## Source material
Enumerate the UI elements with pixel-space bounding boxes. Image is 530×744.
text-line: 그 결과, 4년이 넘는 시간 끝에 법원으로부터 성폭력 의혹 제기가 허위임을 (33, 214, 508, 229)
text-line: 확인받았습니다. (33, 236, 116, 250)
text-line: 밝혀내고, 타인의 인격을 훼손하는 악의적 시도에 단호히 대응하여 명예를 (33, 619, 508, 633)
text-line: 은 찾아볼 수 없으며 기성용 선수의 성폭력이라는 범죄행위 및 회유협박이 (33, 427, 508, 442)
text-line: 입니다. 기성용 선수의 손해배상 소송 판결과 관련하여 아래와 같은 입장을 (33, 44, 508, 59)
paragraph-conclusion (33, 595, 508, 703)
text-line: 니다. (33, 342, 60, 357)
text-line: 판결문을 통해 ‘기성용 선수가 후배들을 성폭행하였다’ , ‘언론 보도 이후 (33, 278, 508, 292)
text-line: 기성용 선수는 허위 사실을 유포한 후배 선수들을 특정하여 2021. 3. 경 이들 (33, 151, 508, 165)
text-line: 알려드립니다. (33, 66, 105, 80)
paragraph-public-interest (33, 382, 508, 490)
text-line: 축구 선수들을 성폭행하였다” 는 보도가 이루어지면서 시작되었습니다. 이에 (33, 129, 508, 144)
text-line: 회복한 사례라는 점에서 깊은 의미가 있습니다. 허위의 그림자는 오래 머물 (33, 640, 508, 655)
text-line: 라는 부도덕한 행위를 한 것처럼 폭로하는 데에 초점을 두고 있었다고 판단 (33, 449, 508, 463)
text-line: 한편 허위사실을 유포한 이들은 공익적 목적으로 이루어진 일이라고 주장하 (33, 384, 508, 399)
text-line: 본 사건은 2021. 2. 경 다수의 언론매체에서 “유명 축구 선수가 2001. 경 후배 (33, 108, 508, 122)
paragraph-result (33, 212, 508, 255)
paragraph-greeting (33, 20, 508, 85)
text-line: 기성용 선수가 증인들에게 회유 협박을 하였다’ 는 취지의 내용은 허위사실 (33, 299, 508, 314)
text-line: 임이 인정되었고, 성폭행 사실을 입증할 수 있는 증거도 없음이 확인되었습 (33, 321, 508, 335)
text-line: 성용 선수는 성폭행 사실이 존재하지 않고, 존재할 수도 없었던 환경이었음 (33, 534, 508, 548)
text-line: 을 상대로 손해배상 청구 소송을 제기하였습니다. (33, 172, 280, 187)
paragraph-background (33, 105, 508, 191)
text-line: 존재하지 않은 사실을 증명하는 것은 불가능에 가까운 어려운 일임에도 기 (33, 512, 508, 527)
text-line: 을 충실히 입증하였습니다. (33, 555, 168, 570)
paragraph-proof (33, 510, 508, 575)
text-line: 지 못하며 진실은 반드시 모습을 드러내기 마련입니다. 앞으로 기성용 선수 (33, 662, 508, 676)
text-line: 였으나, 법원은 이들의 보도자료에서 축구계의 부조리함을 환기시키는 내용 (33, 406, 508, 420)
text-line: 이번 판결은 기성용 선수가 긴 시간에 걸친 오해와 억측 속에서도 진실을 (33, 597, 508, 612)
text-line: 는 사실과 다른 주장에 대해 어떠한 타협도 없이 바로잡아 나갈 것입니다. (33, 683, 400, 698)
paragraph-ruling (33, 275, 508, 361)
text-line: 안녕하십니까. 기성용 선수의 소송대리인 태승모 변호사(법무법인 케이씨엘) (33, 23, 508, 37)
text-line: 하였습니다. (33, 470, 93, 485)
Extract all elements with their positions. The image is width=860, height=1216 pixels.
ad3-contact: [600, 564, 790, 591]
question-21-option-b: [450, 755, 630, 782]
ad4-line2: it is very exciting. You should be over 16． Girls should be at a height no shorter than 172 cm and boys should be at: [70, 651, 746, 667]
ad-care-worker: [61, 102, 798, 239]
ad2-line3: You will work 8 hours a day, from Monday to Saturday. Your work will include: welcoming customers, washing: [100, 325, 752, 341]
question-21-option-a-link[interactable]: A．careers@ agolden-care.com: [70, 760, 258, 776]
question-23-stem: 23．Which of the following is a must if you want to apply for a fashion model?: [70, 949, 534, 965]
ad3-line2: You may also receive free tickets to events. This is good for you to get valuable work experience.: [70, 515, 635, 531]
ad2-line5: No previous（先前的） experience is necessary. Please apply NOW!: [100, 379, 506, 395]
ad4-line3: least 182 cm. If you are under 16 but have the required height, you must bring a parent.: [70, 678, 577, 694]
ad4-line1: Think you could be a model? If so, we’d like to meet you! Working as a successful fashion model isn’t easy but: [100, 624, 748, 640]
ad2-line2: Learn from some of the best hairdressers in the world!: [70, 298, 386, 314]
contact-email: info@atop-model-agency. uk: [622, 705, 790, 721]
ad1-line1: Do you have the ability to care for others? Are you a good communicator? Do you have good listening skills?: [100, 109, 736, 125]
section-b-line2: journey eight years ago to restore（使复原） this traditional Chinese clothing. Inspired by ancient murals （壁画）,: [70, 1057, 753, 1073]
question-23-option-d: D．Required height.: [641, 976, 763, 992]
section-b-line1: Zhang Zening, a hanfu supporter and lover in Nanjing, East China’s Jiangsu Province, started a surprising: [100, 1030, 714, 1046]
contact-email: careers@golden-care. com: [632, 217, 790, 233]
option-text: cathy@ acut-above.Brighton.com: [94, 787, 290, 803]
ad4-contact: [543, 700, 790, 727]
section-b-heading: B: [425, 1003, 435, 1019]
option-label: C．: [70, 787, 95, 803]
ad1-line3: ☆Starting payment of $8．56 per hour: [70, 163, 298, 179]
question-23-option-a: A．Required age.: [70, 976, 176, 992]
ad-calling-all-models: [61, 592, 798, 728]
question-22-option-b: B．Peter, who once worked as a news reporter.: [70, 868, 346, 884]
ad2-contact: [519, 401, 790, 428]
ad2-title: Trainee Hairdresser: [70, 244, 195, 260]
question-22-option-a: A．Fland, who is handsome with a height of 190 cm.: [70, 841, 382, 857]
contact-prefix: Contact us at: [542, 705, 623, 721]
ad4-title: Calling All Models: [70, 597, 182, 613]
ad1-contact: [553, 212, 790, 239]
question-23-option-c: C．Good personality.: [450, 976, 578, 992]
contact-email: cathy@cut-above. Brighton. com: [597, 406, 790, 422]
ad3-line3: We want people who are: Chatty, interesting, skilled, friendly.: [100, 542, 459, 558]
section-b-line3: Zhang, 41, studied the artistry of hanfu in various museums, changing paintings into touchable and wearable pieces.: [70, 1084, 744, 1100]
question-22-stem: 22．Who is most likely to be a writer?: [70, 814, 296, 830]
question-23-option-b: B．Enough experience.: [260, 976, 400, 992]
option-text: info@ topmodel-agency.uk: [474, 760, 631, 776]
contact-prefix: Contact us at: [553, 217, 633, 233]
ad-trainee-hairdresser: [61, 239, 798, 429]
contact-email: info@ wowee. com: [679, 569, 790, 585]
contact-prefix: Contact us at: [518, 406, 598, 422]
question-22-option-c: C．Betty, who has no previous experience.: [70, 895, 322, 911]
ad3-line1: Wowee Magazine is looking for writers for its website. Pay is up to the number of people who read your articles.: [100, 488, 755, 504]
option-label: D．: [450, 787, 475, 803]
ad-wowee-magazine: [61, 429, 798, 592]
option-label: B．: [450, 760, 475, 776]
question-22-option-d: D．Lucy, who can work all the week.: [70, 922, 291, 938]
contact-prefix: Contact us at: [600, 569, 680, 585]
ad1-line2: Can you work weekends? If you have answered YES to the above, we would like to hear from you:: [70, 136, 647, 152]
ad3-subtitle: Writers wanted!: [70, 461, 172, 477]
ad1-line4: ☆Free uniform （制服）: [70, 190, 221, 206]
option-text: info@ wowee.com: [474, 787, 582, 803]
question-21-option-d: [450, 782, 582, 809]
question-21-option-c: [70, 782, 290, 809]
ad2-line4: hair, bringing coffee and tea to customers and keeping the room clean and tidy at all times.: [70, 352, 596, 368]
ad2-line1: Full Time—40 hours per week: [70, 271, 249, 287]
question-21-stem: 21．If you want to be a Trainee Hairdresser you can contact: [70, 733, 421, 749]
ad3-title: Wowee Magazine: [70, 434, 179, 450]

## The exercise
Could you retype the data word for word, from its very first line through the line with "paragraph-result (33, 212, 508, 255)", including both of those lines?

## Full output
Enumerate the UI elements with pixel-space bounding boxes. Image is 530×744.
text-line: 그 결과, 4년이 넘는 시간 끝에 법원으로부터 성폭력 의혹 제기가 허위임을 (33, 214, 508, 229)
text-line: 확인받았습니다. (33, 236, 116, 250)
text-line: 밝혀내고, 타인의 인격을 훼손하는 악의적 시도에 단호히 대응하여 명예를 (33, 619, 508, 633)
text-line: 은 찾아볼 수 없으며 기성용 선수의 성폭력이라는 범죄행위 및 회유협박이 (33, 427, 508, 442)
text-line: 입니다. 기성용 선수의 손해배상 소송 판결과 관련하여 아래와 같은 입장을 (33, 44, 508, 59)
paragraph-conclusion (33, 595, 508, 703)
text-line: 니다. (33, 342, 60, 357)
text-line: 판결문을 통해 ‘기성용 선수가 후배들을 성폭행하였다’ , ‘언론 보도 이후 (33, 278, 508, 292)
text-line: 기성용 선수는 허위 사실을 유포한 후배 선수들을 특정하여 2021. 3. 경 이들 (33, 151, 508, 165)
text-line: 알려드립니다. (33, 66, 105, 80)
paragraph-public-interest (33, 382, 508, 490)
text-line: 축구 선수들을 성폭행하였다” 는 보도가 이루어지면서 시작되었습니다. 이에 (33, 129, 508, 144)
text-line: 회복한 사례라는 점에서 깊은 의미가 있습니다. 허위의 그림자는 오래 머물 (33, 640, 508, 655)
text-line: 라는 부도덕한 행위를 한 것처럼 폭로하는 데에 초점을 두고 있었다고 판단 (33, 449, 508, 463)
text-line: 한편 허위사실을 유포한 이들은 공익적 목적으로 이루어진 일이라고 주장하 (33, 384, 508, 399)
text-line: 본 사건은 2021. 2. 경 다수의 언론매체에서 “유명 축구 선수가 2001. 경 후배 (33, 108, 508, 122)
paragraph-result (33, 212, 508, 255)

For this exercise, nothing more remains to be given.